(Records from a collection)
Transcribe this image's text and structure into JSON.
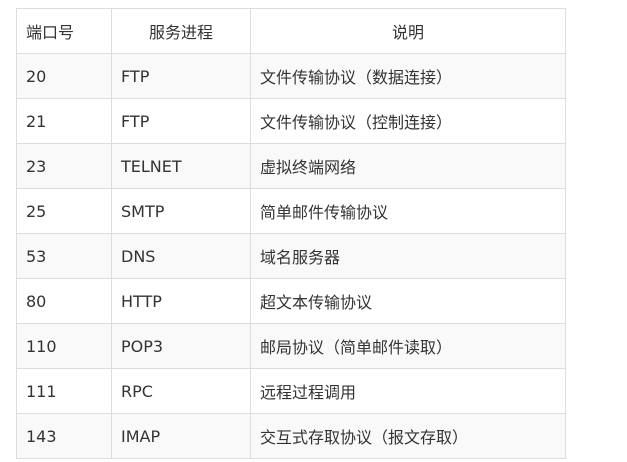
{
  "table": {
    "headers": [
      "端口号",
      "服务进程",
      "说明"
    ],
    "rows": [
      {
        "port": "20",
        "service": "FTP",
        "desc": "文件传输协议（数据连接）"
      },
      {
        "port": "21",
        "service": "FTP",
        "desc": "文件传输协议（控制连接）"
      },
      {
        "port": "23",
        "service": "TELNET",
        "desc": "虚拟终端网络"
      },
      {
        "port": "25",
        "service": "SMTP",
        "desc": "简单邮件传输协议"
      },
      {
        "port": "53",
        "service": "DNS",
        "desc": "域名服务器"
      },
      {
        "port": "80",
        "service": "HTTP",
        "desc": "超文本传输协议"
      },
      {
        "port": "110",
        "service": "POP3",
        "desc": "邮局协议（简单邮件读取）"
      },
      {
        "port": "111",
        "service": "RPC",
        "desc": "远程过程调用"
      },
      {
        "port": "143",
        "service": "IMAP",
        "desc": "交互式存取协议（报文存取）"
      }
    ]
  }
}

Exercise requirements
Repeat the data exactly, without the pictures.

Result
Transcribe this image's text and structure into JSON.
{
  "table": {
    "headers": [
      "端口号",
      "服务进程",
      "说明"
    ],
    "rows": [
      {
        "port": "20",
        "service": "FTP",
        "desc": "文件传输协议（数据连接）"
      },
      {
        "port": "21",
        "service": "FTP",
        "desc": "文件传输协议（控制连接）"
      },
      {
        "port": "23",
        "service": "TELNET",
        "desc": "虚拟终端网络"
      },
      {
        "port": "25",
        "service": "SMTP",
        "desc": "简单邮件传输协议"
      },
      {
        "port": "53",
        "service": "DNS",
        "desc": "域名服务器"
      },
      {
        "port": "80",
        "service": "HTTP",
        "desc": "超文本传输协议"
      },
      {
        "port": "110",
        "service": "POP3",
        "desc": "邮局协议（简单邮件读取）"
      },
      {
        "port": "111",
        "service": "RPC",
        "desc": "远程过程调用"
      },
      {
        "port": "143",
        "service": "IMAP",
        "desc": "交互式存取协议（报文存取）"
      }
    ]
  }
}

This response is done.